Description of the task -
In the records that follow, locate every line with "forum" and extract it.

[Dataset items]
☆ ☆ ☆
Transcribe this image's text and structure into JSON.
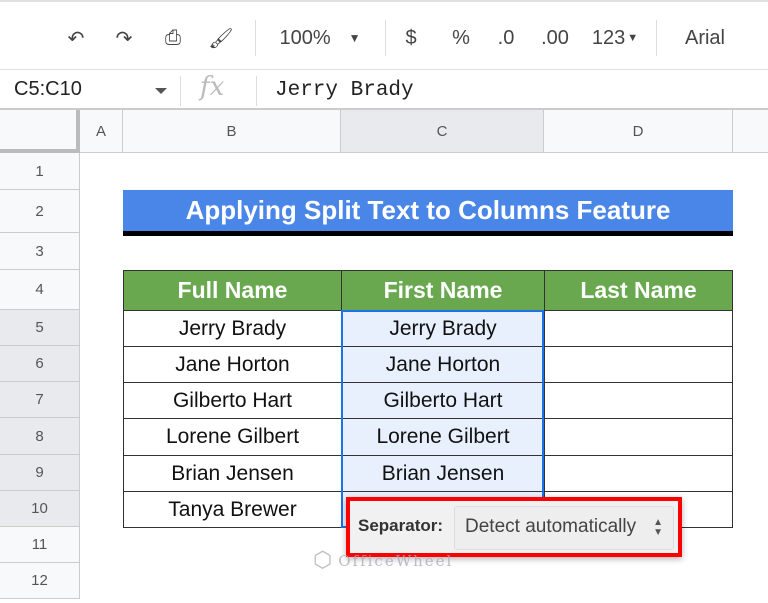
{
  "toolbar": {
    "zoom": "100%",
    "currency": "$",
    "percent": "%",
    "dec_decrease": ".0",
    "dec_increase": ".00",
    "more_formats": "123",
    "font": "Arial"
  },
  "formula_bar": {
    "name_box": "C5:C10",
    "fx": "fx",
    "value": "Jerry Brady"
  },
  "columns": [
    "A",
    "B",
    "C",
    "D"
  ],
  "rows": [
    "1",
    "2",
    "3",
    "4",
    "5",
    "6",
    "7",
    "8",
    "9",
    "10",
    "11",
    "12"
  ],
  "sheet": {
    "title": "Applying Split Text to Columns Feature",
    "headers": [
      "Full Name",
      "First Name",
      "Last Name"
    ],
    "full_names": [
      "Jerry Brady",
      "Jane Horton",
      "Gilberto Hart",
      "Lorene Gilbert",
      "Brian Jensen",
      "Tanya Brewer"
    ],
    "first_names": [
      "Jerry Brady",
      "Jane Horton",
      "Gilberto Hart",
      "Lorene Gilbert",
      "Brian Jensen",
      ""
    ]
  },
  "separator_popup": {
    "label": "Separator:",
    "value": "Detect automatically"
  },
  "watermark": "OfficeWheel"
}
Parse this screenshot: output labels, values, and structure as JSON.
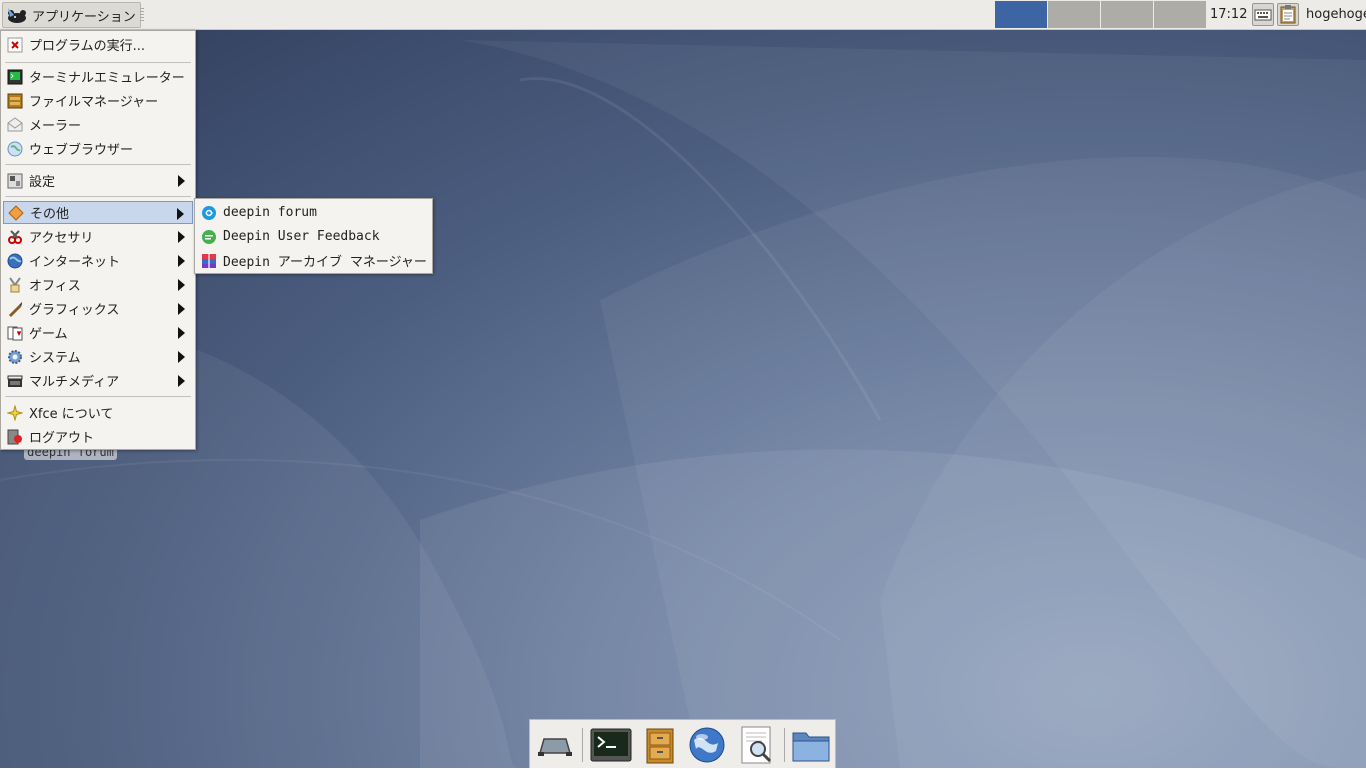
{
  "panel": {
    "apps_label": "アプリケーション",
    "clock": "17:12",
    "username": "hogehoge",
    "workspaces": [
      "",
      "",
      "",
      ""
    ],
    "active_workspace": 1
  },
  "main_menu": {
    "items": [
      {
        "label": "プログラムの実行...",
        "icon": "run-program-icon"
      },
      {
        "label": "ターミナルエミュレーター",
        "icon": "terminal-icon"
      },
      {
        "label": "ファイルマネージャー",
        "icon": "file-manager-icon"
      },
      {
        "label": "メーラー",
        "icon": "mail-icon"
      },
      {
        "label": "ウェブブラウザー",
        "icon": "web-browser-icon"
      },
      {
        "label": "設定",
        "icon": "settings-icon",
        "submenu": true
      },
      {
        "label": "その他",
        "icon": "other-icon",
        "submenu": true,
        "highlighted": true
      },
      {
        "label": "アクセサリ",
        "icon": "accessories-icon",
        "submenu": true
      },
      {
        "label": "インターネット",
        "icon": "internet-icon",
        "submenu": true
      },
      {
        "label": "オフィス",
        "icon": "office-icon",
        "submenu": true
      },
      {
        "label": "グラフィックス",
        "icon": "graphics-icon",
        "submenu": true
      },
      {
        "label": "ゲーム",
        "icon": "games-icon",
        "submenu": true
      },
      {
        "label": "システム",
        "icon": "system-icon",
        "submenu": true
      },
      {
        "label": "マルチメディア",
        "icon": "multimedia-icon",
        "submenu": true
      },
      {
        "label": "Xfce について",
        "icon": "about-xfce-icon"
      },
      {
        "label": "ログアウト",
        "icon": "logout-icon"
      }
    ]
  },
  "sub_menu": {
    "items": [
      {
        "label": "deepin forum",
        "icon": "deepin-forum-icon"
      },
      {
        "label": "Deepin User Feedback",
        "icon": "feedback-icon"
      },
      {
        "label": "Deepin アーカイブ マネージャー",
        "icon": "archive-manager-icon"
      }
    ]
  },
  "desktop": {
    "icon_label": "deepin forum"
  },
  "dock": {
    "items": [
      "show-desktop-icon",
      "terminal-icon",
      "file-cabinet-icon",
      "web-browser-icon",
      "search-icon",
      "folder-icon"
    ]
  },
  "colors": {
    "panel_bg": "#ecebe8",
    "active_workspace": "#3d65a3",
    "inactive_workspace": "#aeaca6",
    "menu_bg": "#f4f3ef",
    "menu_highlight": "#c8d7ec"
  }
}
☆ ☆ ☆
Expected answer -
        "label": "deepin forum",
        "icon": "deepin-forum-icon"
    "icon_label": "deepin forum"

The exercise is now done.